Short exercise
Within the records below, find each line that holds the string "true", then copy it.

**********

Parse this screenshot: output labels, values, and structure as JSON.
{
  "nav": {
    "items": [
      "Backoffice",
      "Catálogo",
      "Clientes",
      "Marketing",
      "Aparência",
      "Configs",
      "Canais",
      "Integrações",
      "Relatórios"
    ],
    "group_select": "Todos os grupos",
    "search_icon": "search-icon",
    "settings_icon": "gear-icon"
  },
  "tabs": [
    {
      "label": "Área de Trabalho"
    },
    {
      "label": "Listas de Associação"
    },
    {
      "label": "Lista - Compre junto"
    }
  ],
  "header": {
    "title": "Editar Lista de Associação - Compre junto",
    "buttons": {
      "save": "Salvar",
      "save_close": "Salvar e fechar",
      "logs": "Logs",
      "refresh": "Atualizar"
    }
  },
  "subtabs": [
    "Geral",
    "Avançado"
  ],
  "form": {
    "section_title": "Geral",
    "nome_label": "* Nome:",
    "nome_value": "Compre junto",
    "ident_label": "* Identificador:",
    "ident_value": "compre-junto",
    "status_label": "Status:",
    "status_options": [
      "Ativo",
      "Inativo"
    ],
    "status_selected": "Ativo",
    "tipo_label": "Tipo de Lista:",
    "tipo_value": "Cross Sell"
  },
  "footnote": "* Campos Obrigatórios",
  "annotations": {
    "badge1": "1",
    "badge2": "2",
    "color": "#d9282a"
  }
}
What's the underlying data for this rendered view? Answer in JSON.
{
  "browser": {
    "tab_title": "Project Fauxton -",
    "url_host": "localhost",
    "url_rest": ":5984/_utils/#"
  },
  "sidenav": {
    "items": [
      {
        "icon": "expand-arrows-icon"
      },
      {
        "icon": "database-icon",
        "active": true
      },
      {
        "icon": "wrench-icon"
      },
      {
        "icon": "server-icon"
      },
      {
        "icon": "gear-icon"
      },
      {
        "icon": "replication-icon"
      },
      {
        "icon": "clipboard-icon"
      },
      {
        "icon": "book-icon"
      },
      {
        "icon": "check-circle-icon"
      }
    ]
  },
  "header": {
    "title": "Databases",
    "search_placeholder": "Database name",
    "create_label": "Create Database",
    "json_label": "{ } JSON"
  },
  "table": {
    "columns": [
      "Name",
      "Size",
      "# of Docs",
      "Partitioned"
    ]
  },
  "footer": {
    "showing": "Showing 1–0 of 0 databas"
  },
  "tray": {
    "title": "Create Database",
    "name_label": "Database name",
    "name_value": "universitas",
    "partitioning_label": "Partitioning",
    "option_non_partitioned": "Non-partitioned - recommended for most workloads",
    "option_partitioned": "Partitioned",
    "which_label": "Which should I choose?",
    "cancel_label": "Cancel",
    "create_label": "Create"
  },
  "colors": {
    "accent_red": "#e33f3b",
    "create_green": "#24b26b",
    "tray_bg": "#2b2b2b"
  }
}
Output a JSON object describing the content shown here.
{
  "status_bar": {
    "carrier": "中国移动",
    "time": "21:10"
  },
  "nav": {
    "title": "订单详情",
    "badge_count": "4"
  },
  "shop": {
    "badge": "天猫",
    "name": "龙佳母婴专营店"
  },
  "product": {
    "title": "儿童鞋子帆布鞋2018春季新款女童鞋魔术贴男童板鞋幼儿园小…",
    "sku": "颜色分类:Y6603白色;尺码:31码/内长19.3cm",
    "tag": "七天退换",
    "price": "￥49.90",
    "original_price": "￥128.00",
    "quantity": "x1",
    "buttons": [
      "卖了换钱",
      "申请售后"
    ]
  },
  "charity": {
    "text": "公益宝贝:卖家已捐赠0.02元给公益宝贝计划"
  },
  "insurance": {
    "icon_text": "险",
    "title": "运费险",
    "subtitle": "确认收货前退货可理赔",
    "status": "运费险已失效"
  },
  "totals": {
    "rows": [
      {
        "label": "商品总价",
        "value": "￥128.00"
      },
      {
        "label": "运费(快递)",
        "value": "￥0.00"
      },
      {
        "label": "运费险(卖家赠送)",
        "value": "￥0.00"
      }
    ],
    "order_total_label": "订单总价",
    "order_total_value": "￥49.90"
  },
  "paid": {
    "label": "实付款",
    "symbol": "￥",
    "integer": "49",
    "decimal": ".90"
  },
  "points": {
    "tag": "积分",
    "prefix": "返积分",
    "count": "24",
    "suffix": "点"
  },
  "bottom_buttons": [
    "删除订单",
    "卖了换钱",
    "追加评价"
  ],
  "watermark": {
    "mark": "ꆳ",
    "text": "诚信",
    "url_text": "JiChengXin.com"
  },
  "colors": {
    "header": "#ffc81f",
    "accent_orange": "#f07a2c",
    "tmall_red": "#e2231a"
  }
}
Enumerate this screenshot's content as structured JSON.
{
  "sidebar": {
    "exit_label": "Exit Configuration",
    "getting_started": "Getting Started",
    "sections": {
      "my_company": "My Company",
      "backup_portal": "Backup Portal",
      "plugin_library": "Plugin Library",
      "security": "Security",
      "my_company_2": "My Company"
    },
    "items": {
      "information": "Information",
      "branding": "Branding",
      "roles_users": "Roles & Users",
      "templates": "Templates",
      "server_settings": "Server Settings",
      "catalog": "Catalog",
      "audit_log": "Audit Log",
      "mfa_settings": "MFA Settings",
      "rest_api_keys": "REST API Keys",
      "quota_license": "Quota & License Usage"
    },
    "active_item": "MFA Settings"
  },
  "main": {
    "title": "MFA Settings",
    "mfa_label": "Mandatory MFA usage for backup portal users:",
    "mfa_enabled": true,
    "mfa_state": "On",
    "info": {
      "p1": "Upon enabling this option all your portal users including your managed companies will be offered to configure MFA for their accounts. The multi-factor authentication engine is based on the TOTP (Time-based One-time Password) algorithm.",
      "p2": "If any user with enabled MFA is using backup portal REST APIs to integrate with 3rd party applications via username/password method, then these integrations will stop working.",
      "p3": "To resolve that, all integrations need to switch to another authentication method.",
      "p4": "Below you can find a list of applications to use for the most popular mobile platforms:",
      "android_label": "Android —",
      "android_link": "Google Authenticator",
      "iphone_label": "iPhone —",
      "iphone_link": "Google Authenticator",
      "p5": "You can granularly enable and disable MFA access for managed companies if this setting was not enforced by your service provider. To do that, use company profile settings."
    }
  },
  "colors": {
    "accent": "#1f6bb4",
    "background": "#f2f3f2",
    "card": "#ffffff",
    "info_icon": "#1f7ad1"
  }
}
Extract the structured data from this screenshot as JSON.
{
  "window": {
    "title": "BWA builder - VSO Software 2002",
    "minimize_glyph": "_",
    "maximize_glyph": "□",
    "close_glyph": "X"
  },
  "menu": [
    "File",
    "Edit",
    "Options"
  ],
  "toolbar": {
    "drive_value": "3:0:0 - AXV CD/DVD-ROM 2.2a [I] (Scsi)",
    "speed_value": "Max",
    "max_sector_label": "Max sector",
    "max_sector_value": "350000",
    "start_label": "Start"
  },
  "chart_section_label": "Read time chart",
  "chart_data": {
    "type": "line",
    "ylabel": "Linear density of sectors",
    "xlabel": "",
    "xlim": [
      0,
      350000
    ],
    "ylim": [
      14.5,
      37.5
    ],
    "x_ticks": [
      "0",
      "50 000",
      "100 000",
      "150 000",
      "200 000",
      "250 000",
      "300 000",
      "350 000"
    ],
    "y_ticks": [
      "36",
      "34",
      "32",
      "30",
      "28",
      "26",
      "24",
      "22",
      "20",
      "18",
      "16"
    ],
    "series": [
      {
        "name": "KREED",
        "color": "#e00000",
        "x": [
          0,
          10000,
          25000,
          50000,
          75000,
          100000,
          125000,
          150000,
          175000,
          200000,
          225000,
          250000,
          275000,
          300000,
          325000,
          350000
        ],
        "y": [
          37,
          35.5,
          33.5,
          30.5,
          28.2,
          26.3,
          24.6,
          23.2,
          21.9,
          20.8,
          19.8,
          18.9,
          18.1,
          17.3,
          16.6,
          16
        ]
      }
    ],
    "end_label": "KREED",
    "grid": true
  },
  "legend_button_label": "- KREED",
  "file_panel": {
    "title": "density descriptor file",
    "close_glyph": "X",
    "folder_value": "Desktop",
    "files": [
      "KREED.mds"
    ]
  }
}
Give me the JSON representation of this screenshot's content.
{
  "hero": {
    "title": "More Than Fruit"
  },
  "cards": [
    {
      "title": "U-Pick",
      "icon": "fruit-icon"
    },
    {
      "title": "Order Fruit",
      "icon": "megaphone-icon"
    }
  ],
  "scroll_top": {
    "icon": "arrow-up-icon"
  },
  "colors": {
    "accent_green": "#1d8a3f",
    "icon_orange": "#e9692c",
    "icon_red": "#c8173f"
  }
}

**********

Response to the exercise
        "active": true
    "mfa_enabled": true,
    "grid": true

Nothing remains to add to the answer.